Вадим Белоцерковский - ПУТЕШЕСТВИЕ В БУДУЩЕЕ И ОБРАТНО
В Москве очень мало что было известно об истинных обстоятельствах событий в Чехословакии, их направленности и цели. Советские средства информации кричали, что «чехословацкие ревизионисты — агенты ЦРУ и сионизма», хотят вырвать Чехословакию из лагеря социализма и восстановить капитализм. Но мне повезло: весной 68-го года мой друг, профессор факультета журналистики МГУ Сергей Муратов познакомил меня с группой студентов журналистского факультета пражского Карлова университета, проходивших стажировку в МГУ. (В чем они могли стажироваться в СССР, кроме как в искусстве лжи, было не очень ясно!) И от этих студентов я имел обширную информацию о положении в Чехословакии, в том числе и о главной цели реформистского движения в их стране. Цель эта состояла в создании нового строя — демократического, кооперативного социализма с рыночной экономикой.

▶ [Задание]: Перечислите все утверждения советских средств информации о чехословацких ревизионистах, которые приводятся в тексте о Чехословакии 1968 года. Данные, приведённые далее, для работы с текстом не нужны.

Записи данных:
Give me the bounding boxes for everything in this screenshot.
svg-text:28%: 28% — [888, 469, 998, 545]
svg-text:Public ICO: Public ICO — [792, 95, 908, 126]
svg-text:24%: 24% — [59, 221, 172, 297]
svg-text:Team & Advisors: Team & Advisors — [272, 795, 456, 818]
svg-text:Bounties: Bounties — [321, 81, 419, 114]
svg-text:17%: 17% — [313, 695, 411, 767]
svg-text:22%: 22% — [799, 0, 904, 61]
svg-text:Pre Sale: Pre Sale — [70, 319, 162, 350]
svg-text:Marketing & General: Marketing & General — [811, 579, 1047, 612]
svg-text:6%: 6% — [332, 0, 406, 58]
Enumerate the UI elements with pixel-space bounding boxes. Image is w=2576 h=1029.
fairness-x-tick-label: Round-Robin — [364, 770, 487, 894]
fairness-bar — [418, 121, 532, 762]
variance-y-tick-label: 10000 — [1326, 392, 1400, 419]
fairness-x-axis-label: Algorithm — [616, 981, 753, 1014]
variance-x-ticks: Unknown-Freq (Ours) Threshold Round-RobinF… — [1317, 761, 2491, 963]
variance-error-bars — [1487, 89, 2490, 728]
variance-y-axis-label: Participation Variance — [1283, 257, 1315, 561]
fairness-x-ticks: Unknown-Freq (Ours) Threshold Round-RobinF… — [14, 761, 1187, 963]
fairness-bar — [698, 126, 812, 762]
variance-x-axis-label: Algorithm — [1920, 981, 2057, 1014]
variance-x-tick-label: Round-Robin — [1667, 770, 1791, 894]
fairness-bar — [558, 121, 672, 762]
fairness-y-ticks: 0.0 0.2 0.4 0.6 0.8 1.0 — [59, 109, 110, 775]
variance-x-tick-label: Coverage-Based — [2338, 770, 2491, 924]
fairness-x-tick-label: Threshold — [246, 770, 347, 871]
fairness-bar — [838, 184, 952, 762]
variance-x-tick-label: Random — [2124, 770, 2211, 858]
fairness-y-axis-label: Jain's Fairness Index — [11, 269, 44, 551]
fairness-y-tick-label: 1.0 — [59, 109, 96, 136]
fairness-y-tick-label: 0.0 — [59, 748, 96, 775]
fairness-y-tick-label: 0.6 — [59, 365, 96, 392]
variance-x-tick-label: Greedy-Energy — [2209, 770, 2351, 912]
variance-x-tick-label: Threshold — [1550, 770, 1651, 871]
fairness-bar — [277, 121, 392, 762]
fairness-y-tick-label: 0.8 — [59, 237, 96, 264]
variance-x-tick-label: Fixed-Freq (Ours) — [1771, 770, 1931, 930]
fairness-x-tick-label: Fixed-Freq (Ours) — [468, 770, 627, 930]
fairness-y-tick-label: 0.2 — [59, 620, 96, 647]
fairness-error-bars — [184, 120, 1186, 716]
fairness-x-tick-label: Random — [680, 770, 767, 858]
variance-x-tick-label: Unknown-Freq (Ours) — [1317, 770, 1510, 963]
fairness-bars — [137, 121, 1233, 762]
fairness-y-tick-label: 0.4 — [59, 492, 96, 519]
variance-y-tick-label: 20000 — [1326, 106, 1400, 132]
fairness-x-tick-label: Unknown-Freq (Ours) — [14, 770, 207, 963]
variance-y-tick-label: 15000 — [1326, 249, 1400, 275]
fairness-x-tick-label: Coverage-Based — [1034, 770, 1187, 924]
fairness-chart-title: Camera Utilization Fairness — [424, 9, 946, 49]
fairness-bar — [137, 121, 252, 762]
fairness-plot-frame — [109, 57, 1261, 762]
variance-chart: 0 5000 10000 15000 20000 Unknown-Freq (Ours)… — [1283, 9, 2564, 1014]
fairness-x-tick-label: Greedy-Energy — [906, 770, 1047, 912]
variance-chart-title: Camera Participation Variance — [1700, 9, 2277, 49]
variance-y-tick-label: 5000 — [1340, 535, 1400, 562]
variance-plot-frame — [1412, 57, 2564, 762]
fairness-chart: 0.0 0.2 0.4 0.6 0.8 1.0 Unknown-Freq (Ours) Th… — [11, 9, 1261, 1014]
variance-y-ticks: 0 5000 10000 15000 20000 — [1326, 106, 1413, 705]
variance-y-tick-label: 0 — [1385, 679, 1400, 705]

▶ [Ответ]:
- они агенты ЦРУ и сионизма;
- они хотят вырвать Чехословакию из лагеря социализма;
- они хотят восстановить капитализм.